* begin MATERIALS PROVIDED *

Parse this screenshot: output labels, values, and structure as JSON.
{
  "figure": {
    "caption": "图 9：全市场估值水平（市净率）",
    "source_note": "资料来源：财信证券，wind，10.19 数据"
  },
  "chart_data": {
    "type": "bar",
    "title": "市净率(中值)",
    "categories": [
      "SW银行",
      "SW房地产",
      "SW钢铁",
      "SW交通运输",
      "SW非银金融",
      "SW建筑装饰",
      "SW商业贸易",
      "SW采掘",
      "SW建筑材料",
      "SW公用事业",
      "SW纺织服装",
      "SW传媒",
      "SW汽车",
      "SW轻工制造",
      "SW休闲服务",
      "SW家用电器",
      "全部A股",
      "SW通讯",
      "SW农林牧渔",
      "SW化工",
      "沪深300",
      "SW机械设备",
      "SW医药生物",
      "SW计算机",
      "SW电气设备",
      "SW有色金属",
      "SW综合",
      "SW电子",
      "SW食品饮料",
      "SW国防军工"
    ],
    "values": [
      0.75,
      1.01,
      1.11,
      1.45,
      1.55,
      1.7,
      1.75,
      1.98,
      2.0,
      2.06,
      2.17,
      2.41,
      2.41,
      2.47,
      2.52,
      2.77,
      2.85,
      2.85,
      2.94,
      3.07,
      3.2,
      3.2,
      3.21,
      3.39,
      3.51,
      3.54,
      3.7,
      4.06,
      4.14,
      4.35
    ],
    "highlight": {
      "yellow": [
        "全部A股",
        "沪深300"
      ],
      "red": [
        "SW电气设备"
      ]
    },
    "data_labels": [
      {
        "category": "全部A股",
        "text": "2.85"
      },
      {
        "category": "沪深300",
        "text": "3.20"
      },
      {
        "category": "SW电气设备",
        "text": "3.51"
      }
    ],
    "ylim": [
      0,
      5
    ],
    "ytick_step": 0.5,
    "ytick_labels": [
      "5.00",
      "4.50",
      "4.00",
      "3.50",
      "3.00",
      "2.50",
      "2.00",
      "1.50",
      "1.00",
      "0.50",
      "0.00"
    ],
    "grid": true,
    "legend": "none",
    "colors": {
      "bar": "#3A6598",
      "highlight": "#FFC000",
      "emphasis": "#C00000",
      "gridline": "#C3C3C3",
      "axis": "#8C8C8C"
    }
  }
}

* end MATERIALS PROVIDED *

(GOAL)
In the listing above, how many lines include the word "category"? Answer with the number and nothing more.

(CORRECT ANSWER)
3